EXERCISE PROMPT | Copy every line of the listing that holds the string "技术要求".

DATASET RECORDS |
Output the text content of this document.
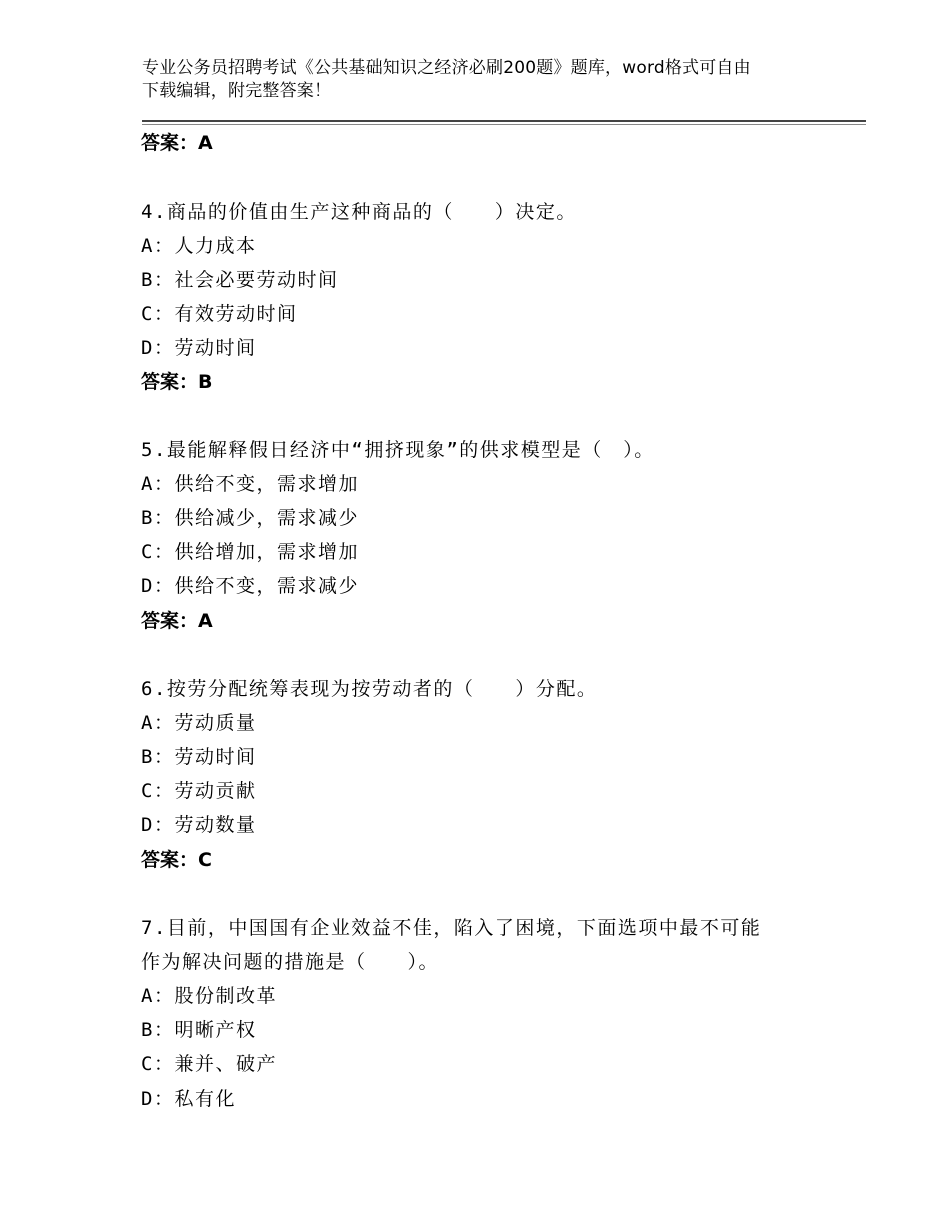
专业公务员招聘考试《公共基础知识之经济必刷200题》题库，word格式可自由
下载编辑，附完整答案！
答案：A
4.商品的价值由生产这种商品的（　　）决定。
A：人力成本
B：社会必要劳动时间
C：有效劳动时间
D：劳动时间
答案：B
5.最能解释假日经济中“拥挤现象”的供求模型是（　）。
A：供给不变，需求增加
B：供给减少，需求减少
C：供给增加，需求增加
D：供给不变，需求减少
答案：A
6.按劳分配统筹表现为按劳动者的（　　）分配。
A：劳动质量
B：劳动时间
C：劳动贡献
D：劳动数量
答案：C
7.目前，中国国有企业效益不佳，陷入了困境，下面选项中最不可能
作为解决问题的措施是（　　）。
A：股份制改革
B：明晰产权
C：兼并、破产
D：私有化
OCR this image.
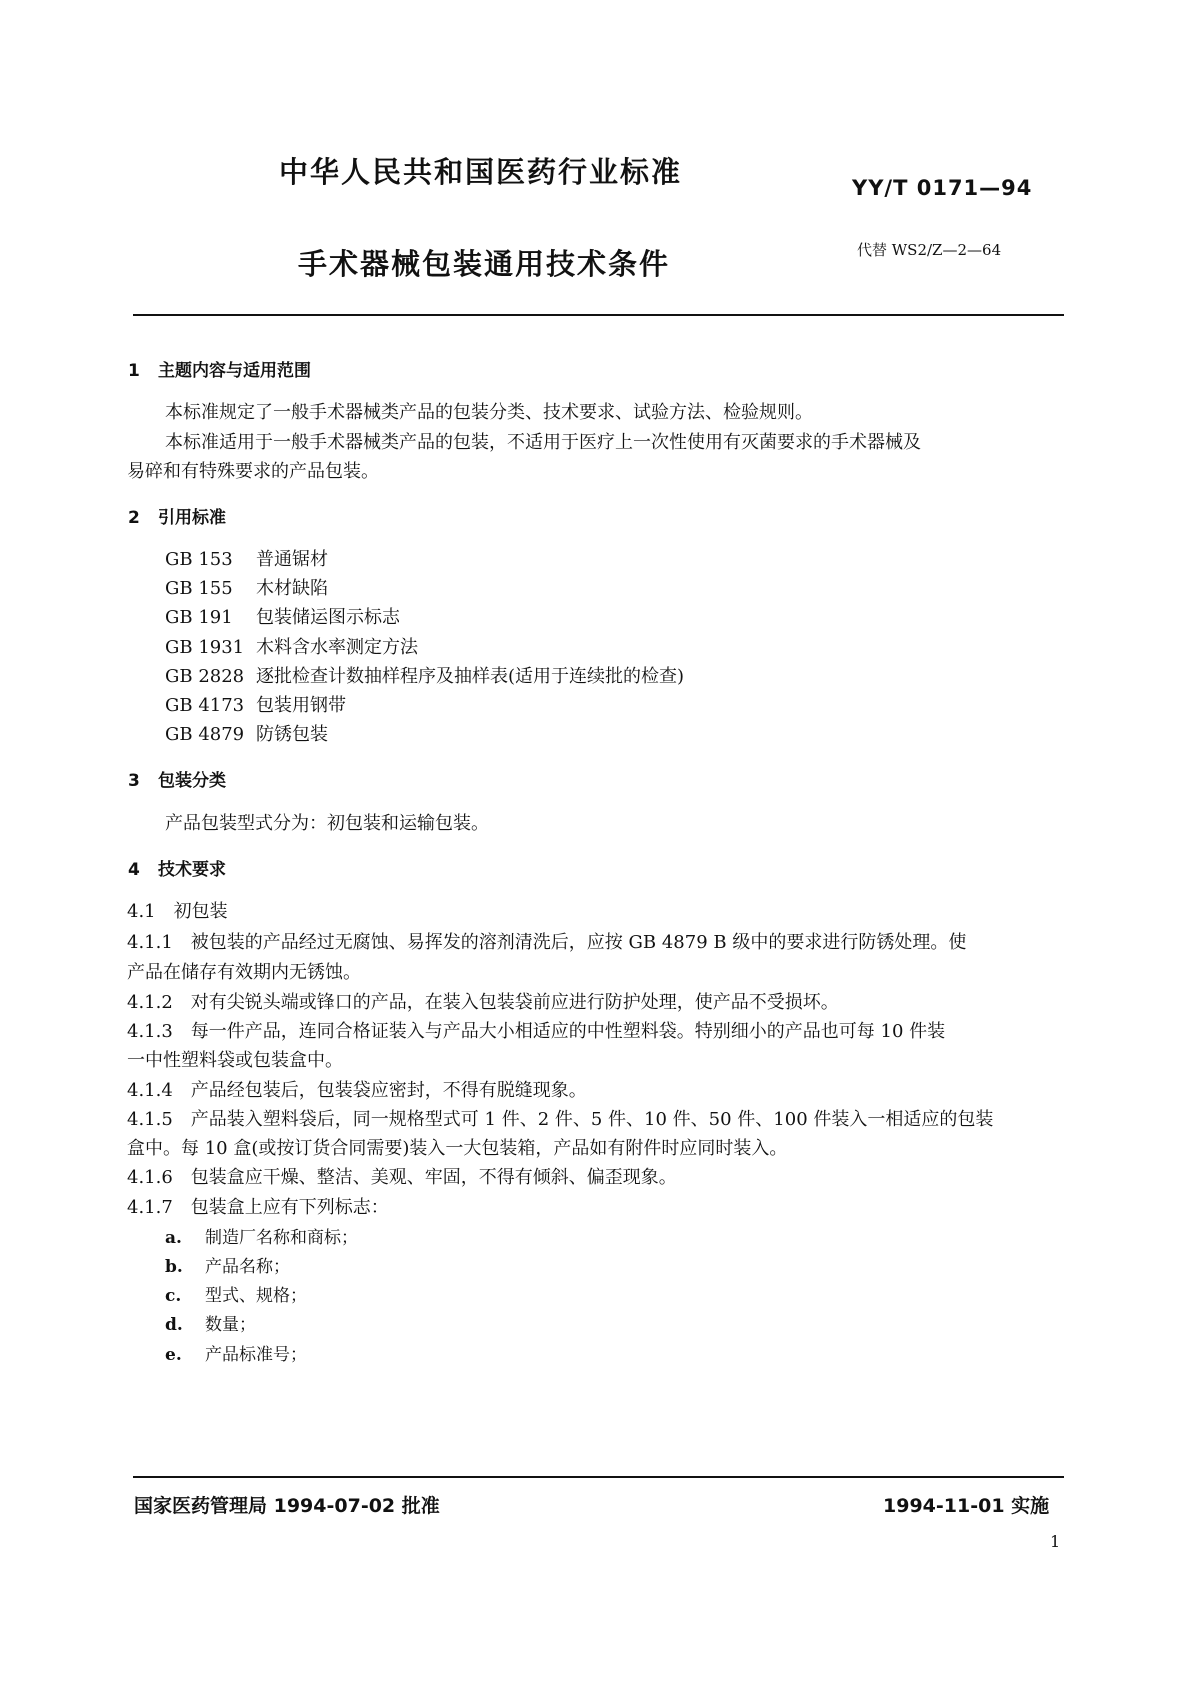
中华人民共和国医药行业标准	YY/T 0171—94
手术器械包装通用技术条件	代替 WS2/Z—2—64
1 主题内容与适用范围
本标准规定了一般手术器械类产品的包装分类、技术要求、试验方法、检验规则。
本标准适用于一般手术器械类产品的包装，不适用于医疗上一次性使用有灭菌要求的手术器械及
易碎和有特殊要求的产品包装。
2 引用标准
GB 153 普通锯材
GB 155 木材缺陷
GB 191 包装储运图示标志
GB 1931 木料含水率测定方法
GB 2828 逐批检查计数抽样程序及抽样表(适用于连续批的检查)
GB 4173 包装用钢带
GB 4879 防锈包装
3 包装分类
产品包装型式分为：初包装和运输包装。
4 技术要求
4.1　初包装
4.1.1　被包装的产品经过无腐蚀、易挥发的溶剂清洗后，应按 GB 4879 B 级中的要求进行防锈处理。使
产品在储存有效期内无锈蚀。
4.1.2　对有尖锐头端或锋口的产品，在装入包装袋前应进行防护处理，使产品不受损坏。
4.1.3　每一件产品，连同合格证装入与产品大小相适应的中性塑料袋。特别细小的产品也可每 10 件装
一中性塑料袋或包装盒中。
4.1.4　产品经包装后，包装袋应密封，不得有脱缝现象。
4.1.5　产品装入塑料袋后，同一规格型式可 1 件、2 件、5 件、10 件、50 件、100 件装入一相适应的包装
盒中。每 10 盒(或按订货合同需要)装入一大包装箱，产品如有附件时应同时装入。
4.1.6　包装盒应干燥、整洁、美观、牢固，不得有倾斜、偏歪现象。
4.1.7　包装盒上应有下列标志：
a. 制造厂名称和商标；
b. 产品名称；
c. 型式、规格；
d. 数量；
e. 产品标准号；
国家医药管理局 1994-07-02 批准	1994-11-01 实施
1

CORRECT OUTPUT |
本标准规定了一般手术器械类产品的包装分类、技术要求、试验方法、检验规则。
4 技术要求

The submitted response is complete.